* _DATA FOR THIS TASK_
>>>>>

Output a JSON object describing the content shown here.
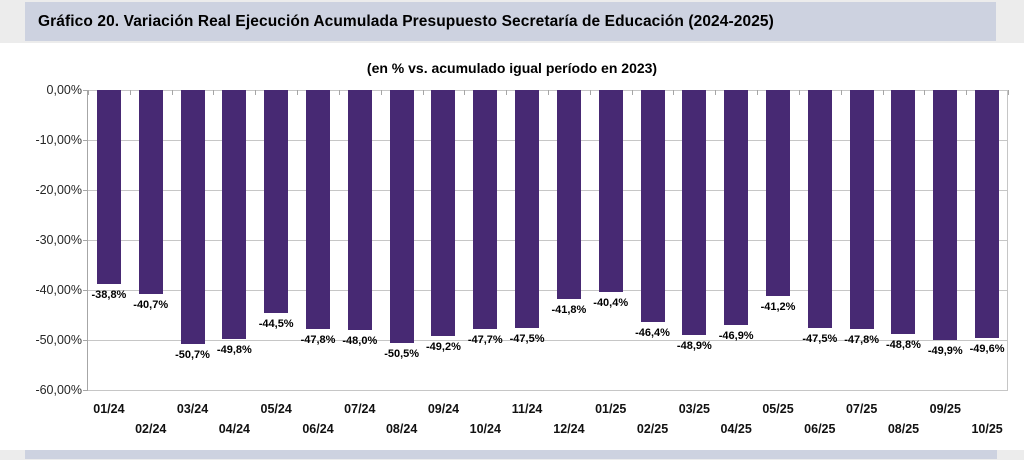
{
  "header": {
    "title": "Gráfico 20. Variación Real Ejecución Acumulada Presupuesto Secretaría de Educación (2024-2025)"
  },
  "chart_data": {
    "type": "bar",
    "title": "Gráfico 20. Variación Real Ejecución Acumulada Presupuesto Secretaría de Educación (2024-2025)",
    "subtitle": "(en % vs. acumulado igual período en 2023)",
    "categories": [
      "01/24",
      "02/24",
      "03/24",
      "04/24",
      "05/24",
      "06/24",
      "07/24",
      "08/24",
      "09/24",
      "10/24",
      "11/24",
      "12/24",
      "01/25",
      "02/25",
      "03/25",
      "04/25",
      "05/25",
      "06/25",
      "07/25",
      "08/25",
      "09/25",
      "10/25"
    ],
    "values": [
      -38.8,
      -40.7,
      -50.7,
      -49.8,
      -44.5,
      -47.8,
      -48.0,
      -50.5,
      -49.2,
      -47.7,
      -47.5,
      -41.8,
      -40.4,
      -46.4,
      -48.9,
      -46.9,
      -41.2,
      -47.5,
      -47.8,
      -48.8,
      -49.9,
      -49.6
    ],
    "value_labels": [
      "-38,8%",
      "-40,7%",
      "-50,7%",
      "-49,8%",
      "-44,5%",
      "-47,8%",
      "-48,0%",
      "-50,5%",
      "-49,2%",
      "-47,7%",
      "-47,5%",
      "-41,8%",
      "-40,4%",
      "-46,4%",
      "-48,9%",
      "-46,9%",
      "-41,2%",
      "-47,5%",
      "-47,8%",
      "-48,8%",
      "-49,9%",
      "-49,6%"
    ],
    "y_tick_labels": [
      "0,00%",
      "-10,00%",
      "-20,00%",
      "-30,00%",
      "-40,00%",
      "-50,00%",
      "-60,00%"
    ],
    "y_tick_values": [
      0,
      -10,
      -20,
      -30,
      -40,
      -50,
      -60
    ],
    "ylim": [
      -60,
      0
    ],
    "grid": true,
    "legend": null,
    "xlabel": "",
    "ylabel": ""
  },
  "colors": {
    "bar": "#472973",
    "title_band": "#CDD2E0",
    "page_margin": "#ECECEC",
    "gridline": "#C6C6C6",
    "axis": "#A6A6A6"
  }
}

<<<<<

* _BRIEF_
Make a word-for-word copy of the entries, without any pictures.

* _RESULT_
Output a JSON object describing the content shown here.
{
  "header": {
    "title": "Gráfico 20. Variación Real Ejecución Acumulada Presupuesto Secretaría de Educación (2024-2025)"
  },
  "chart_data": {
    "type": "bar",
    "title": "Gráfico 20. Variación Real Ejecución Acumulada Presupuesto Secretaría de Educación (2024-2025)",
    "subtitle": "(en % vs. acumulado igual período en 2023)",
    "categories": [
      "01/24",
      "02/24",
      "03/24",
      "04/24",
      "05/24",
      "06/24",
      "07/24",
      "08/24",
      "09/24",
      "10/24",
      "11/24",
      "12/24",
      "01/25",
      "02/25",
      "03/25",
      "04/25",
      "05/25",
      "06/25",
      "07/25",
      "08/25",
      "09/25",
      "10/25"
    ],
    "values": [
      -38.8,
      -40.7,
      -50.7,
      -49.8,
      -44.5,
      -47.8,
      -48.0,
      -50.5,
      -49.2,
      -47.7,
      -47.5,
      -41.8,
      -40.4,
      -46.4,
      -48.9,
      -46.9,
      -41.2,
      -47.5,
      -47.8,
      -48.8,
      -49.9,
      -49.6
    ],
    "value_labels": [
      "-38,8%",
      "-40,7%",
      "-50,7%",
      "-49,8%",
      "-44,5%",
      "-47,8%",
      "-48,0%",
      "-50,5%",
      "-49,2%",
      "-47,7%",
      "-47,5%",
      "-41,8%",
      "-40,4%",
      "-46,4%",
      "-48,9%",
      "-46,9%",
      "-41,2%",
      "-47,5%",
      "-47,8%",
      "-48,8%",
      "-49,9%",
      "-49,6%"
    ],
    "y_tick_labels": [
      "0,00%",
      "-10,00%",
      "-20,00%",
      "-30,00%",
      "-40,00%",
      "-50,00%",
      "-60,00%"
    ],
    "y_tick_values": [
      0,
      -10,
      -20,
      -30,
      -40,
      -50,
      -60
    ],
    "ylim": [
      -60,
      0
    ],
    "grid": true,
    "legend": null,
    "xlabel": "",
    "ylabel": ""
  },
  "colors": {
    "bar": "#472973",
    "title_band": "#CDD2E0",
    "page_margin": "#ECECEC",
    "gridline": "#C6C6C6",
    "axis": "#A6A6A6"
  }
}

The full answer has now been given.